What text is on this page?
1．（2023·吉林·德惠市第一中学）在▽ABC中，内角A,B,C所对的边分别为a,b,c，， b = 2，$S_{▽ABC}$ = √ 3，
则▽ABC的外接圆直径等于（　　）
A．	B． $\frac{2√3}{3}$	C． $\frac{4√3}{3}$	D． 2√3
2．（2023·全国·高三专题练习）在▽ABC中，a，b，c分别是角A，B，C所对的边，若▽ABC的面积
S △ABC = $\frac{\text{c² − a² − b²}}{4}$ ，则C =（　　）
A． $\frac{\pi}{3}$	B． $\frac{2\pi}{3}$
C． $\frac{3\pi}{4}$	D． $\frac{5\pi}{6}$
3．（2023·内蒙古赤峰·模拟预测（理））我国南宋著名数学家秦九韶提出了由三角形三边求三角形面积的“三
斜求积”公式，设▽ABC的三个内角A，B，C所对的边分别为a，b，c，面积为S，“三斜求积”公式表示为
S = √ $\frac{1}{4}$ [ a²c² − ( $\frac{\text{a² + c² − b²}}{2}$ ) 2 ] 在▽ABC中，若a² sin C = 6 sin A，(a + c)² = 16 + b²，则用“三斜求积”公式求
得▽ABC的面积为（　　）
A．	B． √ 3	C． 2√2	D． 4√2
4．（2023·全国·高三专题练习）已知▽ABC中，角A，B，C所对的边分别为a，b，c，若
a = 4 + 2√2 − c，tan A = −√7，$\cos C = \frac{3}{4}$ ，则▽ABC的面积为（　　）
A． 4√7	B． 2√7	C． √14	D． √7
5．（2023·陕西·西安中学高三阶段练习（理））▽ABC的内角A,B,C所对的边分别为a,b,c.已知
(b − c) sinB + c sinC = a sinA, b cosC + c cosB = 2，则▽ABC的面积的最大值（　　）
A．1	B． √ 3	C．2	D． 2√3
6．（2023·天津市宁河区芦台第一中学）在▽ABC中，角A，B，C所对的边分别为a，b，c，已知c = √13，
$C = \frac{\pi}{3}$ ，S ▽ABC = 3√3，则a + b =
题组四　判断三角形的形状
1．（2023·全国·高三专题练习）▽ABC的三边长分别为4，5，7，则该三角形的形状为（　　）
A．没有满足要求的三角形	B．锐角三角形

==

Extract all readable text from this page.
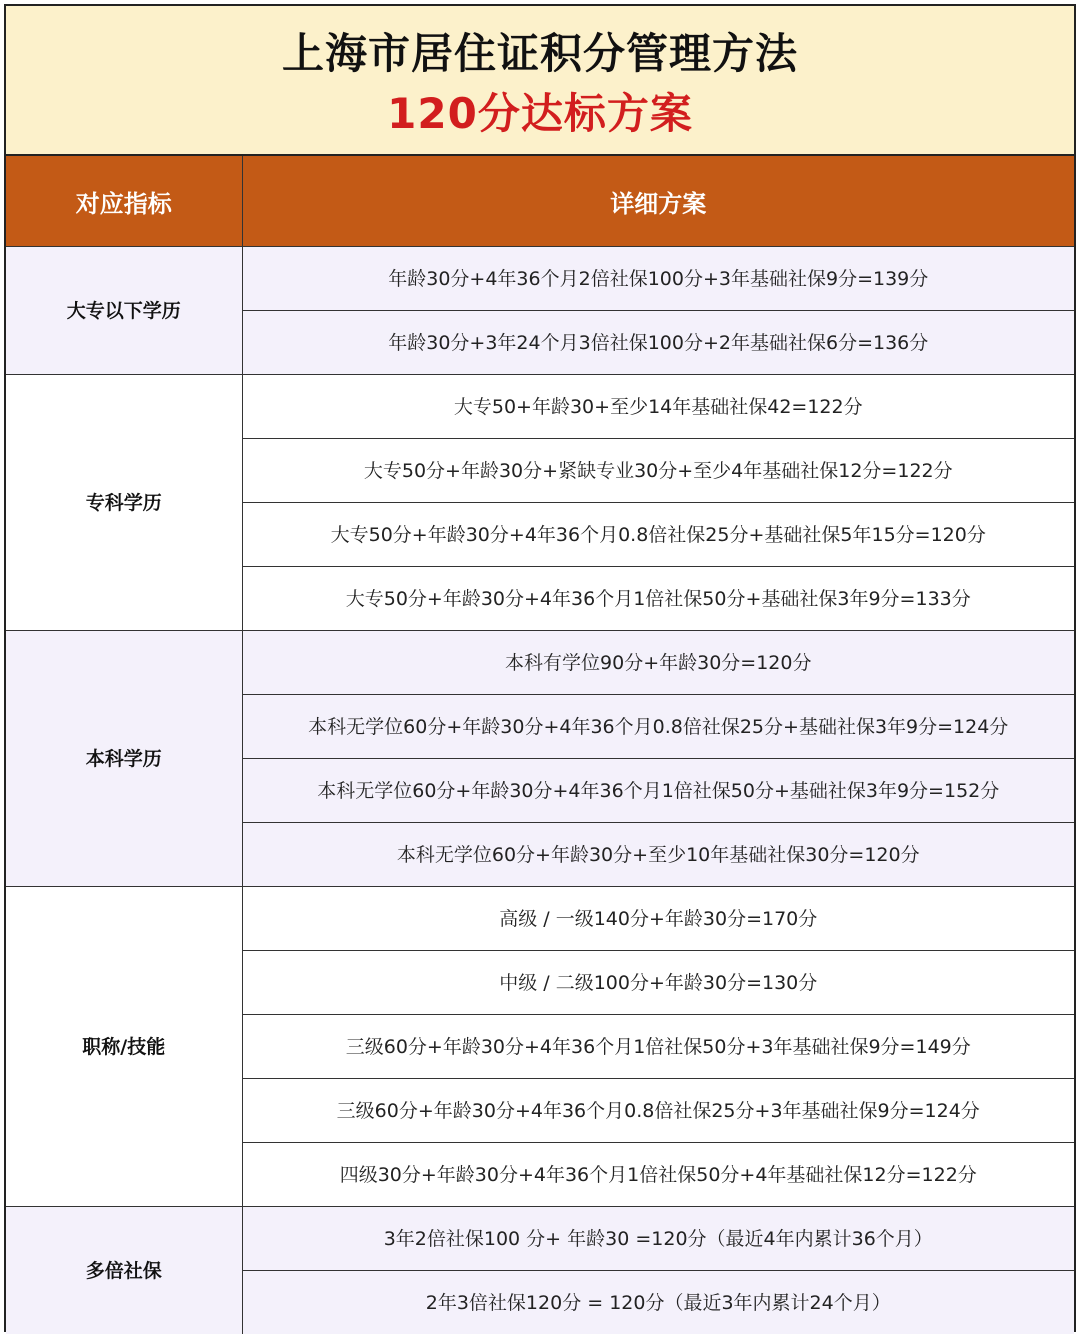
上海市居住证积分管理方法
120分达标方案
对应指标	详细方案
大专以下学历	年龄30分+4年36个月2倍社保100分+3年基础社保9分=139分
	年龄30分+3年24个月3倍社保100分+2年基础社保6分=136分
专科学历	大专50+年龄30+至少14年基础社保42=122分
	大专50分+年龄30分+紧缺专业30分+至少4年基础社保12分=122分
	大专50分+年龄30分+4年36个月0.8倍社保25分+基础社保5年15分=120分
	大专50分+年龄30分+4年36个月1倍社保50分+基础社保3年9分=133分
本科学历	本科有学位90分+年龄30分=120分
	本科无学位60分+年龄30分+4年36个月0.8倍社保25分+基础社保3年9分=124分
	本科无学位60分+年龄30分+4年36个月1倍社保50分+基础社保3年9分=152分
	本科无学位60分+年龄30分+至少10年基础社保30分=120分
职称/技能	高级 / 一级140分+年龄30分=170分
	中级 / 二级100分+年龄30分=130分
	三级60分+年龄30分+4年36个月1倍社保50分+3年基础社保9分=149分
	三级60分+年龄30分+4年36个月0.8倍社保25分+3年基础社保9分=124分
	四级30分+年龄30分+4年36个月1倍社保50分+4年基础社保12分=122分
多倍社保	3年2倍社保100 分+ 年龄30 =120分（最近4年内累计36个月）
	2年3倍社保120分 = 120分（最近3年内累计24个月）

Exercise goal
Find the word "text" in the material, then list each line that holds it.

Task solution
What text is on this page?
S △ABC = $\frac{\text{c² − a² − b²}}{4}$ ，则C =（　　）
S = √ $\frac{1}{4}$ [ a²c² − ( $\frac{\text{a² + c² − b²}}{2}$ ) 2 ] 在▽ABC中，若a² sin C = 6 sin A，(a + c)² = 16 + b²，则用“三斜求积”公式求
Extract all readable text from this page.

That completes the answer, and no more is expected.